### Set exercise
Would you quote the material below in full and unchanged?

### Information shown
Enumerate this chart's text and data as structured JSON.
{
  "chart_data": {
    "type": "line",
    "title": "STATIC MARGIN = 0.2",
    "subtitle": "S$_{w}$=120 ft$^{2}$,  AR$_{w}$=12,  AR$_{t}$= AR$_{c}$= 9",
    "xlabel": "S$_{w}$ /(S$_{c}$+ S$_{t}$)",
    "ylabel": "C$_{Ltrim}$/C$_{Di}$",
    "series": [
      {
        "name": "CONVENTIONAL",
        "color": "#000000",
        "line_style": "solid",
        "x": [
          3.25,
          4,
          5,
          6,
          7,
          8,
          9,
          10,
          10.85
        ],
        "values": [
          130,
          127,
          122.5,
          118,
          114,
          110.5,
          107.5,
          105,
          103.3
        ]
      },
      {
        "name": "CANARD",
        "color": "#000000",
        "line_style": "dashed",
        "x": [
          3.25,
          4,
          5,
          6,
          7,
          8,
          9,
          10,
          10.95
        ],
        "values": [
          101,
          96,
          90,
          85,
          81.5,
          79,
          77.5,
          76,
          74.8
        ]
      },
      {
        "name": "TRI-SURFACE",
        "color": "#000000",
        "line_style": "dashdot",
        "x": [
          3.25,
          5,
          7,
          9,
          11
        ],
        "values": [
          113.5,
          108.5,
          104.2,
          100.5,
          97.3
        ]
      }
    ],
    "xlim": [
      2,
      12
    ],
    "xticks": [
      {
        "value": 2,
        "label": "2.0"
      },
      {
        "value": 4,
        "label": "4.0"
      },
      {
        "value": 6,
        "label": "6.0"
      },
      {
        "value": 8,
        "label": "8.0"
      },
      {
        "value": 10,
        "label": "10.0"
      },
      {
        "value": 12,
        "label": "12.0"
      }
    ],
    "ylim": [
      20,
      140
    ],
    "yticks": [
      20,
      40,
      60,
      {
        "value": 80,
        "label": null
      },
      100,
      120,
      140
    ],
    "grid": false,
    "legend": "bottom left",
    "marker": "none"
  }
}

### Solution for this task
Enumerate this chart's text and data as structured JSON.
{
  "chart_data": {
    "type": "line",
    "title": "STATIC MARGIN = 0.2",
    "subtitle": "S$_{w}$=120 ft$^{2}$,  AR$_{w}$=12,  AR$_{t}$= AR$_{c}$= 9",
    "xlabel": "S$_{w}$ /(S$_{c}$+ S$_{t}$)",
    "ylabel": "C$_{Ltrim}$/C$_{Di}$",
    "series": [
      {
        "name": "CONVENTIONAL",
        "color": "#000000",
        "line_style": "solid",
        "x": [
          3.25,
          4,
          5,
          6,
          7,
          8,
          9,
          10,
          10.85
        ],
        "values": [
          130,
          127,
          122.5,
          118,
          114,
          110.5,
          107.5,
          105,
          103.3
        ]
      },
      {
        "name": "CANARD",
        "color": "#000000",
        "line_style": "dashed",
        "x": [
          3.25,
          4,
          5,
          6,
          7,
          8,
          9,
          10,
          10.95
        ],
        "values": [
          101,
          96,
          90,
          85,
          81.5,
          79,
          77.5,
          76,
          74.8
        ]
      },
      {
        "name": "TRI-SURFACE",
        "color": "#000000",
        "line_style": "dashdot",
        "x": [
          3.25,
          5,
          7,
          9,
          11
        ],
        "values": [
          113.5,
          108.5,
          104.2,
          100.5,
          97.3
        ]
      }
    ],
    "xlim": [
      2,
      12
    ],
    "xticks": [
      {
        "value": 2,
        "label": "2.0"
      },
      {
        "value": 4,
        "label": "4.0"
      },
      {
        "value": 6,
        "label": "6.0"
      },
      {
        "value": 8,
        "label": "8.0"
      },
      {
        "value": 10,
        "label": "10.0"
      },
      {
        "value": 12,
        "label": "12.0"
      }
    ],
    "ylim": [
      20,
      140
    ],
    "yticks": [
      20,
      40,
      60,
      {
        "value": 80,
        "label": null
      },
      100,
      120,
      140
    ],
    "grid": false,
    "legend": "bottom left",
    "marker": "none"
  }
}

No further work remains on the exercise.